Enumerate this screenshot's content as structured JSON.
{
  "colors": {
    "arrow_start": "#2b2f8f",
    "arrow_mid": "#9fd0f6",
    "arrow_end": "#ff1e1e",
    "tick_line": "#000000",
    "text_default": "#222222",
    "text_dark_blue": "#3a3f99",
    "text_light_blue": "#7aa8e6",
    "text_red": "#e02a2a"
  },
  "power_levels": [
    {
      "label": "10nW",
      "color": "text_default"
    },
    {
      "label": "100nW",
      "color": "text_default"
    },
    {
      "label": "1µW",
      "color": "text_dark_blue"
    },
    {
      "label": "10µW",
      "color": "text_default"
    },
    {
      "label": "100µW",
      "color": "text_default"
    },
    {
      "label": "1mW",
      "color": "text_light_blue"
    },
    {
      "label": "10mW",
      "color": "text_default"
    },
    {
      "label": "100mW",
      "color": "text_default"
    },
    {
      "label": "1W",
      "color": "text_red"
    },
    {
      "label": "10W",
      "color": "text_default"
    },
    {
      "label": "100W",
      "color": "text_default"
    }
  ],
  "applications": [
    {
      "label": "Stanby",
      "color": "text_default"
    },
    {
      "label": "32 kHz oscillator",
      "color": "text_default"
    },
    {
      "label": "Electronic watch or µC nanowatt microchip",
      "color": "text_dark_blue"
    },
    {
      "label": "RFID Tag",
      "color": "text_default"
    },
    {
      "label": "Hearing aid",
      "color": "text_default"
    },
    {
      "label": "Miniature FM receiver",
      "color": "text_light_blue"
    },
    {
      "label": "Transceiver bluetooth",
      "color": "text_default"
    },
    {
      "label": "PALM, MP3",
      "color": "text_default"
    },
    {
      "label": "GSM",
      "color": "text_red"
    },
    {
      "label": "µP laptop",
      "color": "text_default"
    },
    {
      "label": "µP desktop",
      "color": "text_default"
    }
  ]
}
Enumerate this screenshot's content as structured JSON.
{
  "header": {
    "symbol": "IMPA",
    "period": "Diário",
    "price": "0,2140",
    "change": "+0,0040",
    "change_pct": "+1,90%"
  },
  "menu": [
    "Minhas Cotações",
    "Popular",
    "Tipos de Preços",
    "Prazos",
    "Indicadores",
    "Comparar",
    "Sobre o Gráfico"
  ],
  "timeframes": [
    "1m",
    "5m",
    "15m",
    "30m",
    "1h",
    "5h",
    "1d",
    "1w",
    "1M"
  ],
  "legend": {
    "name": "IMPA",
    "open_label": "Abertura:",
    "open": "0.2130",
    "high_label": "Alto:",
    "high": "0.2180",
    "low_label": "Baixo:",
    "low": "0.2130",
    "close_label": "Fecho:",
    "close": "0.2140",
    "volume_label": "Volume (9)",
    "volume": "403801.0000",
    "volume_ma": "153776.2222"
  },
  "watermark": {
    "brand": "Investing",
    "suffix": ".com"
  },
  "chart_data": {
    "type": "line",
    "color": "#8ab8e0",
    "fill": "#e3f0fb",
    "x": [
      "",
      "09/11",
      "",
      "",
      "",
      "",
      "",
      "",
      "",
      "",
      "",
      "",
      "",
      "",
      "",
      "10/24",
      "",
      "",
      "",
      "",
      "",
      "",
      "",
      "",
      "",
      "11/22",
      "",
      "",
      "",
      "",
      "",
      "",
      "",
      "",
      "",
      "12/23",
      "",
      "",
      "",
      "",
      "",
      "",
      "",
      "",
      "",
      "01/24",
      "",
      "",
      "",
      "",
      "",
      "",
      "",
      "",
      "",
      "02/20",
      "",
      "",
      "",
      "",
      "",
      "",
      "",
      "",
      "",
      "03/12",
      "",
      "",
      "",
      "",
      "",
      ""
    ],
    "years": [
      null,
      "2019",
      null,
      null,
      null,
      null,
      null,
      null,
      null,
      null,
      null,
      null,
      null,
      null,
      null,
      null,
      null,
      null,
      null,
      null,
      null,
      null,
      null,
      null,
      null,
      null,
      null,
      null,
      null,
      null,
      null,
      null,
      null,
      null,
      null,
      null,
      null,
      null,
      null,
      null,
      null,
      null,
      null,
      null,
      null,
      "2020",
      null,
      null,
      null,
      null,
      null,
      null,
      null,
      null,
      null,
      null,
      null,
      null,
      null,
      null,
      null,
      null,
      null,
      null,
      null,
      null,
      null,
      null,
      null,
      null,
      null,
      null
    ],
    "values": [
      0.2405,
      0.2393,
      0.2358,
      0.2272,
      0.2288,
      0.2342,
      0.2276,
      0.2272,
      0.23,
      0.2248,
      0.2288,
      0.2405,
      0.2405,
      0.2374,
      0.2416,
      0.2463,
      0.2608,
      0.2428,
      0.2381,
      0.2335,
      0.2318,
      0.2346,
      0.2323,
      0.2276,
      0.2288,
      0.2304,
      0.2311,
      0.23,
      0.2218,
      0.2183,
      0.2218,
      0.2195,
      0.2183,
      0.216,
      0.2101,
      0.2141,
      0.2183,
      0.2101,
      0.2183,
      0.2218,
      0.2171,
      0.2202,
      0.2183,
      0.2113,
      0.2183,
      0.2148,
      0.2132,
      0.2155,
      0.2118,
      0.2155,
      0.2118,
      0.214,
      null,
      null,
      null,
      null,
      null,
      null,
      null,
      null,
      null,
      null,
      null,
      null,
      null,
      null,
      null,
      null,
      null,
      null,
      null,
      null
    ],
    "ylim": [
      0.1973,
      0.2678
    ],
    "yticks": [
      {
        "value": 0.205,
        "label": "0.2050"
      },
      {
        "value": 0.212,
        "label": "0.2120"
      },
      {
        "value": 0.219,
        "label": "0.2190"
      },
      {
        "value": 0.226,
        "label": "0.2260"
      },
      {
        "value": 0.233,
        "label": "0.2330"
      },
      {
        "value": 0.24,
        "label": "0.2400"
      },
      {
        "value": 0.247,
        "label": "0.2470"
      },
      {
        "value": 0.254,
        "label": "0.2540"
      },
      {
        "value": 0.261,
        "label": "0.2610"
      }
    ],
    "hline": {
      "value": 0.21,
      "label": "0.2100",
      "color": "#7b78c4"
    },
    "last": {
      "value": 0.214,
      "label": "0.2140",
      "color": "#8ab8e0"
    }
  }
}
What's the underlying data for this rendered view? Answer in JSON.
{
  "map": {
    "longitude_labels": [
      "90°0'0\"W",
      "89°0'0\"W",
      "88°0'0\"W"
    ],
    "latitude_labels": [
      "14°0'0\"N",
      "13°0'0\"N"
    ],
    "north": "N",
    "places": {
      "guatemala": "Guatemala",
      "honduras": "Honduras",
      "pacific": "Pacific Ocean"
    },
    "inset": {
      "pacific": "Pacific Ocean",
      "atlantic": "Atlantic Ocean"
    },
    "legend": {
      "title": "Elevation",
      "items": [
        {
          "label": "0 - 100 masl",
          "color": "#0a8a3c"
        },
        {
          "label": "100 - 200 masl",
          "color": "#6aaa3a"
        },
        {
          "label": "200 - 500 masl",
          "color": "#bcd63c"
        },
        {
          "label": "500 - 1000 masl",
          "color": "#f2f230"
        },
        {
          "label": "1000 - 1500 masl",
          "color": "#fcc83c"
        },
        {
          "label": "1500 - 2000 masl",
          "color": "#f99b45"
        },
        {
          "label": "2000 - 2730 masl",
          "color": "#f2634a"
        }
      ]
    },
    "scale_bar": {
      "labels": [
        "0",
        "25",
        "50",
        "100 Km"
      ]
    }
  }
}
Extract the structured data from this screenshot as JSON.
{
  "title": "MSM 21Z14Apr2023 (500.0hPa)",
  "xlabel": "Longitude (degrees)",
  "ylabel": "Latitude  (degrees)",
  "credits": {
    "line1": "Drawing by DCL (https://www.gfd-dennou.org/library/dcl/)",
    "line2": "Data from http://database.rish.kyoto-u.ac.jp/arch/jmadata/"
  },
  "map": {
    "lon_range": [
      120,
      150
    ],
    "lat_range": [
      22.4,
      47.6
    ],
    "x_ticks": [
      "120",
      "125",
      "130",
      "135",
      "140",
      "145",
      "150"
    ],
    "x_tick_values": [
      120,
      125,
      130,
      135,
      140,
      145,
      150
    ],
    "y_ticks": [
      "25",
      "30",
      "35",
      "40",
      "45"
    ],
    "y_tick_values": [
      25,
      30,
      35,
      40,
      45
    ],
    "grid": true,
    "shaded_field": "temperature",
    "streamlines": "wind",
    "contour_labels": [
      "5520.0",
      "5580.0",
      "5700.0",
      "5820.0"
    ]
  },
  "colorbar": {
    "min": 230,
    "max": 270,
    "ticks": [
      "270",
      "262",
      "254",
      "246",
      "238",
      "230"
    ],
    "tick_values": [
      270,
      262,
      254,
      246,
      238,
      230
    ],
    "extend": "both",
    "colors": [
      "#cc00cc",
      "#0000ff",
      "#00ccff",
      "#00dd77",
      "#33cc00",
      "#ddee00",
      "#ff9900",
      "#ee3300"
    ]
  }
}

WHAT YOU SHOULD DO => Take every line from the records above that has the word "title" and copy it.

SOLUTION FOR THIS PROBLEM =>
      "title": "Elevation",
  "title": "MSM 21Z14Apr2023 (500.0hPa)",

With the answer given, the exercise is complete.